--- begin ---
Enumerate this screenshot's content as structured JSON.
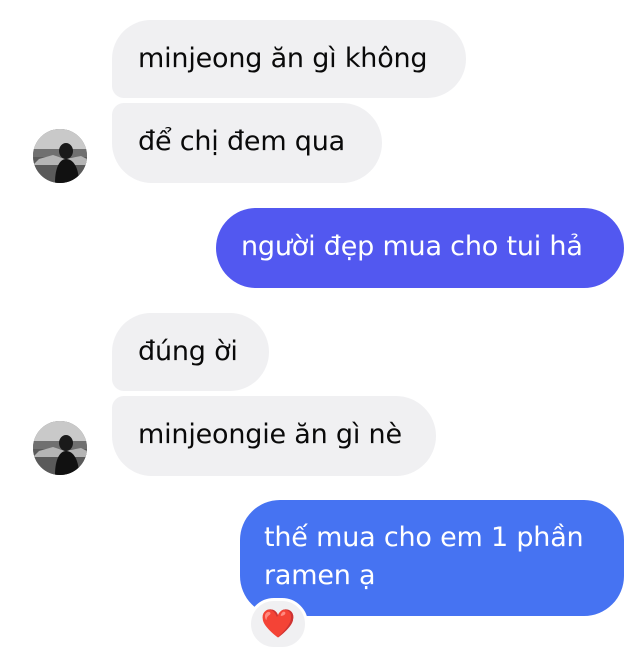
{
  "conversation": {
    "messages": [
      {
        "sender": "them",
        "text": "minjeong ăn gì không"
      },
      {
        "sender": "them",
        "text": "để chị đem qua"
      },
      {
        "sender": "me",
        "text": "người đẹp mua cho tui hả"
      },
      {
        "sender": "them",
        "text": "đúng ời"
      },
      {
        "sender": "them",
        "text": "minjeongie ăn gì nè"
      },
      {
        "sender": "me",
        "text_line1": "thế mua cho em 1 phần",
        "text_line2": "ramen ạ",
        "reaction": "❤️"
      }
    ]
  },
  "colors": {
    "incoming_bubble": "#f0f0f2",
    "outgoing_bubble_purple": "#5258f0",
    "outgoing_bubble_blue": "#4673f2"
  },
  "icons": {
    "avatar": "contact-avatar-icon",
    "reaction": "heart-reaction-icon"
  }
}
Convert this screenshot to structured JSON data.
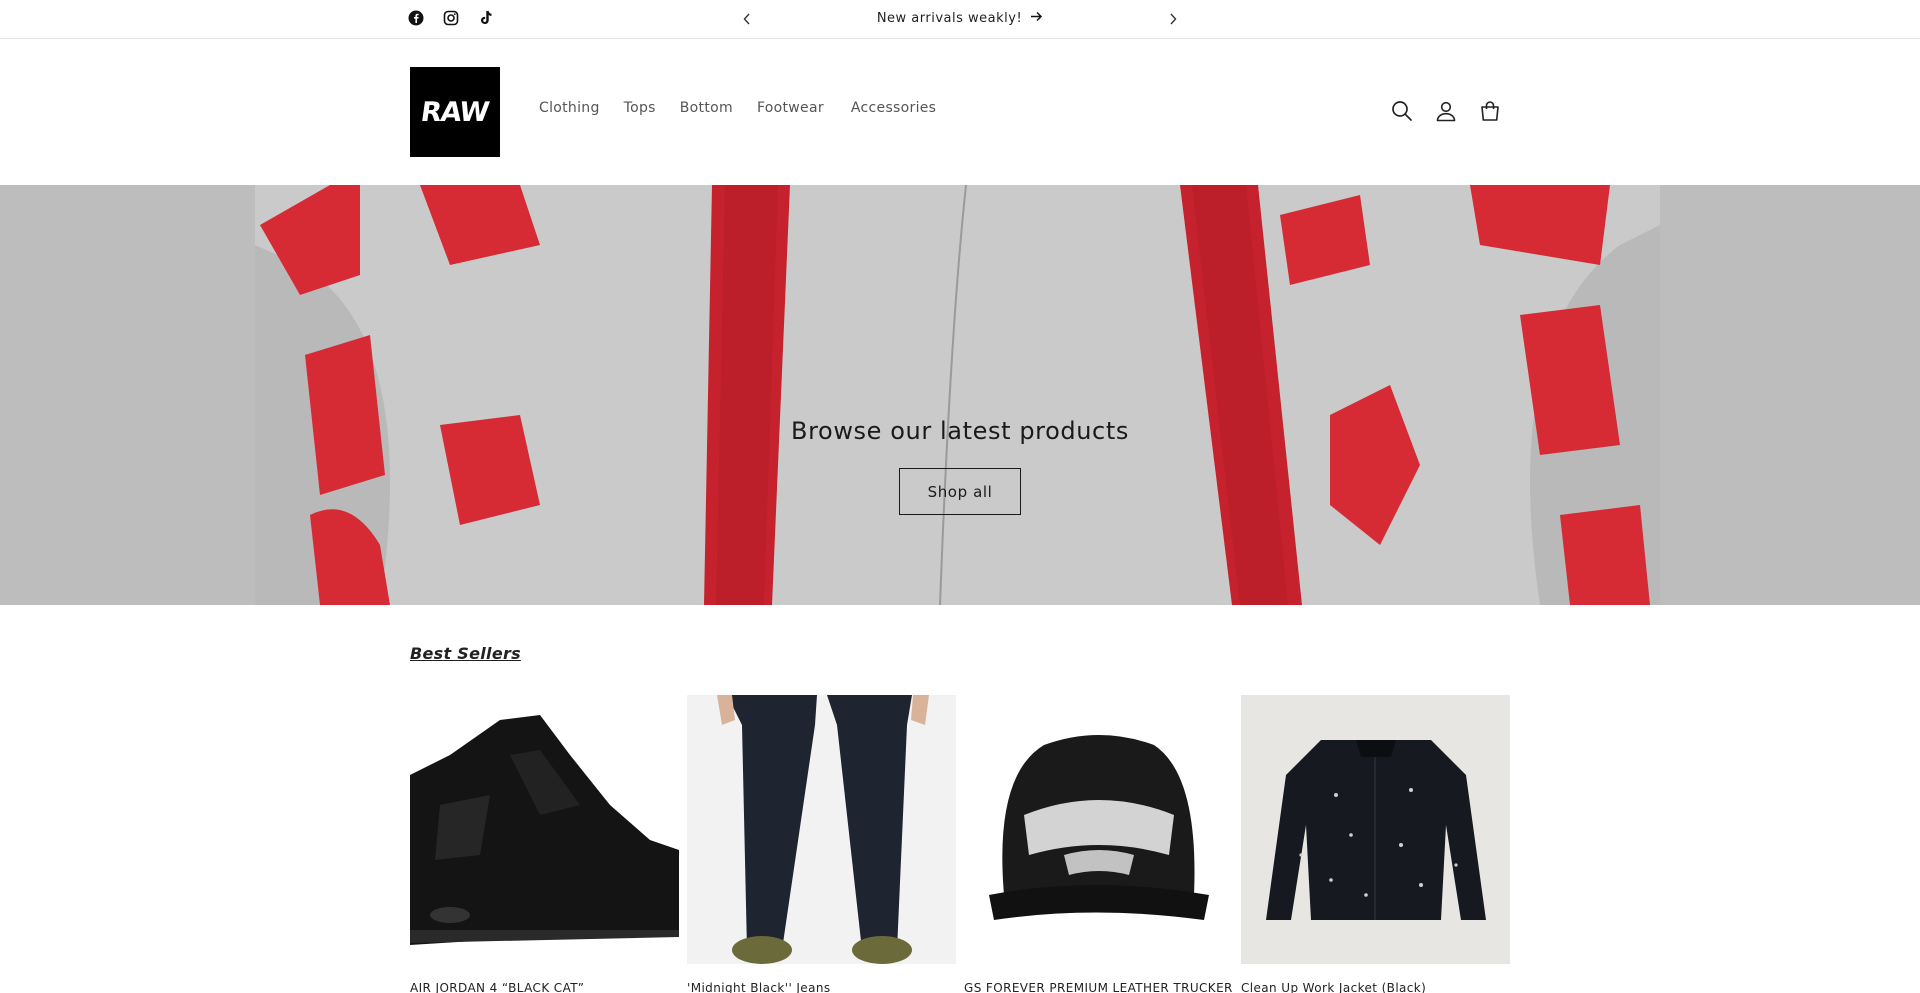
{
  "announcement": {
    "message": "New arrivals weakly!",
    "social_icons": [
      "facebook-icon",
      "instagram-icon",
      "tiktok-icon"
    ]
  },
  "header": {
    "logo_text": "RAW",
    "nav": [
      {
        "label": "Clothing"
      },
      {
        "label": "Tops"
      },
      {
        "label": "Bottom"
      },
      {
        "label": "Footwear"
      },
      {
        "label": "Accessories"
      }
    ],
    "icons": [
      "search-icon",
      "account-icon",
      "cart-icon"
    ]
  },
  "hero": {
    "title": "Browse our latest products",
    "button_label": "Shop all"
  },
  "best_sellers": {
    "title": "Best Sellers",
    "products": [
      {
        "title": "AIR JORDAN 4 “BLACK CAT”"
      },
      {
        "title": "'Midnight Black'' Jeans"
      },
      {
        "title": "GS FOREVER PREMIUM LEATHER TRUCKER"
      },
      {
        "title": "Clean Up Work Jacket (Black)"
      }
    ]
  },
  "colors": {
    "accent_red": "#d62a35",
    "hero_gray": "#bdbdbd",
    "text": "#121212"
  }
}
--- end ---
**SHORT TASK**: Your copy of the data above should match it exactly, except that pictures are left out.

**OUTPUT OF THE EXERCISE**:
Enumerate this screenshot's content as structured JSON.
{
  "conversation": {
    "messages": [
      {
        "sender": "them",
        "text": "minjeong ăn gì không"
      },
      {
        "sender": "them",
        "text": "để chị đem qua"
      },
      {
        "sender": "me",
        "text": "người đẹp mua cho tui hả"
      },
      {
        "sender": "them",
        "text": "đúng ời"
      },
      {
        "sender": "them",
        "text": "minjeongie ăn gì nè"
      },
      {
        "sender": "me",
        "text_line1": "thế mua cho em 1 phần",
        "text_line2": "ramen ạ",
        "reaction": "❤️"
      }
    ]
  },
  "colors": {
    "incoming_bubble": "#f0f0f2",
    "outgoing_bubble_purple": "#5258f0",
    "outgoing_bubble_blue": "#4673f2"
  },
  "icons": {
    "avatar": "contact-avatar-icon",
    "reaction": "heart-reaction-icon"
  }
}
Convert this screenshot to structured JSON data.
{
  "announcement": {
    "message": "New arrivals weakly!",
    "social_icons": [
      "facebook-icon",
      "instagram-icon",
      "tiktok-icon"
    ]
  },
  "header": {
    "logo_text": "RAW",
    "nav": [
      {
        "label": "Clothing"
      },
      {
        "label": "Tops"
      },
      {
        "label": "Bottom"
      },
      {
        "label": "Footwear"
      },
      {
        "label": "Accessories"
      }
    ],
    "icons": [
      "search-icon",
      "account-icon",
      "cart-icon"
    ]
  },
  "hero": {
    "title": "Browse our latest products",
    "button_label": "Shop all"
  },
  "best_sellers": {
    "title": "Best Sellers",
    "products": [
      {
        "title": "AIR JORDAN 4 “BLACK CAT”"
      },
      {
        "title": "'Midnight Black'' Jeans"
      },
      {
        "title": "GS FOREVER PREMIUM LEATHER TRUCKER"
      },
      {
        "title": "Clean Up Work Jacket (Black)"
      }
    ]
  },
  "colors": {
    "accent_red": "#d62a35",
    "hero_gray": "#bdbdbd",
    "text": "#121212"
  }
}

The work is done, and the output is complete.